┌────────

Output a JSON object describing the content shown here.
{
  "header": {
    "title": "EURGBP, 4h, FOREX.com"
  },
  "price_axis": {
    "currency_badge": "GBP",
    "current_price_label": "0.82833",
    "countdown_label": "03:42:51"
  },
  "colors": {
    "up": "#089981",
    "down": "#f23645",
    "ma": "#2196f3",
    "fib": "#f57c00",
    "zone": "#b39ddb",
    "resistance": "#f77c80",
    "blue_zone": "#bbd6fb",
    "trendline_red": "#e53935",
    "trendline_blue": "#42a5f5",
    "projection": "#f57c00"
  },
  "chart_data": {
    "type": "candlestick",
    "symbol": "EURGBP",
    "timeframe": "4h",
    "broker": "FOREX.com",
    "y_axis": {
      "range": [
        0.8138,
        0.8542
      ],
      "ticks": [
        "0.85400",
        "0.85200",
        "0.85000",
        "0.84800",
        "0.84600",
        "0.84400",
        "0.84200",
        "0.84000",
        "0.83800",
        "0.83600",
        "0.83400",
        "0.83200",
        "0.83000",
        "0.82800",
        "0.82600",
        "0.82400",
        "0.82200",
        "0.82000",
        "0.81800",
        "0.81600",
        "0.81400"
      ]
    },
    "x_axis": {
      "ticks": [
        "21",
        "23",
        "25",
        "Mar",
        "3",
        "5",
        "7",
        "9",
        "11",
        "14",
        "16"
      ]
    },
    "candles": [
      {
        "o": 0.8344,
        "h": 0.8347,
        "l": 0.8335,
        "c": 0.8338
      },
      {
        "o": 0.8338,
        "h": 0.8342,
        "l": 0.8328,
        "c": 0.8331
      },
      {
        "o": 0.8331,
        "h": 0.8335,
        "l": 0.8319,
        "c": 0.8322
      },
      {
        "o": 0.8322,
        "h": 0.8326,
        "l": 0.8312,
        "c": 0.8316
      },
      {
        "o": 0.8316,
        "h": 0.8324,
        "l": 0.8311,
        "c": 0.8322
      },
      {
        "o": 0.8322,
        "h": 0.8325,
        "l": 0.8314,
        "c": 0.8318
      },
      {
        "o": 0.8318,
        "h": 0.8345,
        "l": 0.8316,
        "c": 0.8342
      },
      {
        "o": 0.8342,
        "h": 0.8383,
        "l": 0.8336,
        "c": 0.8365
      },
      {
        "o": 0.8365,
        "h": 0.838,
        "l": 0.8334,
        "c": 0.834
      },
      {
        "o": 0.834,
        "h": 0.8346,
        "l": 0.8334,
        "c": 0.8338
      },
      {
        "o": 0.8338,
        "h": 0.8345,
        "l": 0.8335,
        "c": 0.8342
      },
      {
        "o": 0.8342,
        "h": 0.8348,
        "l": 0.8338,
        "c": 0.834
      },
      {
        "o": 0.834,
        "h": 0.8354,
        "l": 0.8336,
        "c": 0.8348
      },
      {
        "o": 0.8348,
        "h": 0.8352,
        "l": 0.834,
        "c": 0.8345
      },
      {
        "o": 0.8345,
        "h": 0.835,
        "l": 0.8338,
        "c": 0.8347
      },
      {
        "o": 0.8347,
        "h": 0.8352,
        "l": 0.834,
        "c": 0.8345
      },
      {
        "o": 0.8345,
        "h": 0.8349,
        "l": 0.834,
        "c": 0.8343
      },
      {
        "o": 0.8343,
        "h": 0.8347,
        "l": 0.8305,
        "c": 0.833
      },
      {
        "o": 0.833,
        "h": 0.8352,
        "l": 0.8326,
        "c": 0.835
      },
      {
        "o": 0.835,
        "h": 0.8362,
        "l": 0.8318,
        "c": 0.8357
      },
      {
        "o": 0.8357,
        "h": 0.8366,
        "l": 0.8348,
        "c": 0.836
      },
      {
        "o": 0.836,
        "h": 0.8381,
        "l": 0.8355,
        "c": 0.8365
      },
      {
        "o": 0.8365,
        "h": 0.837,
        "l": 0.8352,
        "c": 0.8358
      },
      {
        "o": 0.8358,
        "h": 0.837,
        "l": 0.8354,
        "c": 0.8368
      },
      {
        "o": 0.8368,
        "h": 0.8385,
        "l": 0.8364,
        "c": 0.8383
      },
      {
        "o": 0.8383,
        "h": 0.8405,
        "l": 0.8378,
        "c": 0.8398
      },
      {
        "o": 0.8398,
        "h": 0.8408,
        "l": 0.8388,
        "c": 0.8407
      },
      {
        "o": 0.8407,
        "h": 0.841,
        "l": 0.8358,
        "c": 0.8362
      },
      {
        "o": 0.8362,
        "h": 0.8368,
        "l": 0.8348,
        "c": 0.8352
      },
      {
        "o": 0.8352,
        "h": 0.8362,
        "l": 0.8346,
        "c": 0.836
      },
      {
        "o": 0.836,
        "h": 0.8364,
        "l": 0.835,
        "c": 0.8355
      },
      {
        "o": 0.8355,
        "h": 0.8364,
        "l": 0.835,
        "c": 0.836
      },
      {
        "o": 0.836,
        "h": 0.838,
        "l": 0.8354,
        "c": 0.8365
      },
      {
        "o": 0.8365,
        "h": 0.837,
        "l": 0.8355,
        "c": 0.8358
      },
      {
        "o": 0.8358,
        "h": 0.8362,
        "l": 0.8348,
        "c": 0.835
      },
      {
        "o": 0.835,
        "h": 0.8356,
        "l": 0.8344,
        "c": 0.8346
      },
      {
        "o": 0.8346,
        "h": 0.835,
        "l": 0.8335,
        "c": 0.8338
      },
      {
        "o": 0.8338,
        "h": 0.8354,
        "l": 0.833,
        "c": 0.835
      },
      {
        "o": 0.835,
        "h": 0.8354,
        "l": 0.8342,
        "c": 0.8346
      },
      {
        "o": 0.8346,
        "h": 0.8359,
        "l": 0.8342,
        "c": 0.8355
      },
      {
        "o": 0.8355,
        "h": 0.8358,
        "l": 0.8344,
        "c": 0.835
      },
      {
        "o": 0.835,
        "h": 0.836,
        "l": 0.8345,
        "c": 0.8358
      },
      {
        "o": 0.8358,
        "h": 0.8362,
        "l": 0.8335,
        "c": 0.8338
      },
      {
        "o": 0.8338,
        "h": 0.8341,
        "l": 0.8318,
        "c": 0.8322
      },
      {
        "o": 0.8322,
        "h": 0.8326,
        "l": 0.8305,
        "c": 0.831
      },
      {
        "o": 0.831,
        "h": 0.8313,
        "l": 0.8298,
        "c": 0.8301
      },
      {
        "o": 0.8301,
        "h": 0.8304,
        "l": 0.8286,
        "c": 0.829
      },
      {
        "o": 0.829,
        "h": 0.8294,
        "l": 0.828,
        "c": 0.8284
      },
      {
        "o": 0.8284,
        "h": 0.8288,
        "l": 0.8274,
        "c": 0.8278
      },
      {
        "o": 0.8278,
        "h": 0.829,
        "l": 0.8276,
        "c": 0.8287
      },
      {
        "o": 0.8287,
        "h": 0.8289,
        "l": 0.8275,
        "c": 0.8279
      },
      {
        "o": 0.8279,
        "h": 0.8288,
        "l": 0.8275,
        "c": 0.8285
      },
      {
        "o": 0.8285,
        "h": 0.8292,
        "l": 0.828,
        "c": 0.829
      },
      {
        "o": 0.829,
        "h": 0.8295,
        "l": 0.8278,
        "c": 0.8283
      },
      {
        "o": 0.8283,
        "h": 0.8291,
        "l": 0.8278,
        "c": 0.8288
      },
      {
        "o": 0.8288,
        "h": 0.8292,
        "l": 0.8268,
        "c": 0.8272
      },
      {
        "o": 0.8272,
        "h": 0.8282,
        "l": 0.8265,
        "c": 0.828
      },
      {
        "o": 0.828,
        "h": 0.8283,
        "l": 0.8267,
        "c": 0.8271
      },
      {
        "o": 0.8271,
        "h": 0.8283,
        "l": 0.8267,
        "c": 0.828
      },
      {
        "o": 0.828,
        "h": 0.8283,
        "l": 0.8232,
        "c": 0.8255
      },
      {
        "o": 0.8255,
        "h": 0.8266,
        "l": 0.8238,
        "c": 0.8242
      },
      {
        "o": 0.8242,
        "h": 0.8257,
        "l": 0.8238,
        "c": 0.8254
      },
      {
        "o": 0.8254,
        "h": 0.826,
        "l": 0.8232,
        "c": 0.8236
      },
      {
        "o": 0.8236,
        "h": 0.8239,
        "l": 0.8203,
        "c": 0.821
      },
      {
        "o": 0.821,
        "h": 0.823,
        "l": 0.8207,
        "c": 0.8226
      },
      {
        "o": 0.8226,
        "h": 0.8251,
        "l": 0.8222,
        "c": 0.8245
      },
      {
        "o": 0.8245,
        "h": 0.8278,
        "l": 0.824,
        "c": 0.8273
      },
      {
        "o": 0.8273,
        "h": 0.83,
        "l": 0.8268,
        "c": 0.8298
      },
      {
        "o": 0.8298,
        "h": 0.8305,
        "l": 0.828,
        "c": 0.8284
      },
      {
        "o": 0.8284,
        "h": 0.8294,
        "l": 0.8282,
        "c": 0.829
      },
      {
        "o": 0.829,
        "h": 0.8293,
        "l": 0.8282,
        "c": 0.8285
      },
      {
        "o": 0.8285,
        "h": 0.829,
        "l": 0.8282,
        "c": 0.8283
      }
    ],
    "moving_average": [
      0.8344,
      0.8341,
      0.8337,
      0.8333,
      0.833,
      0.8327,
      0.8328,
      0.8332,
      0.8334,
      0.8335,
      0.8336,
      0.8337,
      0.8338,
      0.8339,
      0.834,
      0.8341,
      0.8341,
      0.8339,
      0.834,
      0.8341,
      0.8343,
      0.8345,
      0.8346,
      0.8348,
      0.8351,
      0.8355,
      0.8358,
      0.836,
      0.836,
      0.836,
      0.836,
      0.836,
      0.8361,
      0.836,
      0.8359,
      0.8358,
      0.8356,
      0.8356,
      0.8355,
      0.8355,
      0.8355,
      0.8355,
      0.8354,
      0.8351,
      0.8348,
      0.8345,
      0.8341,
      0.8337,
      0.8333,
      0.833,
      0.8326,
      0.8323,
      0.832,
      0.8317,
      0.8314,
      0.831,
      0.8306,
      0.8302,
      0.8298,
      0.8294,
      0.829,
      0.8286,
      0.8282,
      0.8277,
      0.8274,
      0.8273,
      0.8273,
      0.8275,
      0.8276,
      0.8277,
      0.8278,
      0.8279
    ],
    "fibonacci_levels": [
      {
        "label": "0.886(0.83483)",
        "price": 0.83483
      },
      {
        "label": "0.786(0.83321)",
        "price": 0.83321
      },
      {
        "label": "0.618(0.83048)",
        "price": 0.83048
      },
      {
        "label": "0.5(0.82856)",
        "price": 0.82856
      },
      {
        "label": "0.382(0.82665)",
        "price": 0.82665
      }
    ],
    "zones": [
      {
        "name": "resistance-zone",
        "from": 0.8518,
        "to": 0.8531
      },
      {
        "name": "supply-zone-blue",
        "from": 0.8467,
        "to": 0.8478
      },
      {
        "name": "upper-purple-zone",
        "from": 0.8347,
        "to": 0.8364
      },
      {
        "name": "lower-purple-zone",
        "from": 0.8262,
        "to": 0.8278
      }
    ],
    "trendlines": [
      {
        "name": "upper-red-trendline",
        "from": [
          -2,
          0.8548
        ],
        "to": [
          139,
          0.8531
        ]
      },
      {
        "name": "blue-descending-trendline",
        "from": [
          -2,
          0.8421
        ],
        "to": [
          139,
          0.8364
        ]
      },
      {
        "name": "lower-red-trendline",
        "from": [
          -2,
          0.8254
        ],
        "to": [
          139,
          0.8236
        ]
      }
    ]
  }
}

└────────

• To do
Report how many lines in these entries contain "FOREX". Answer with the number only.

• Result below
2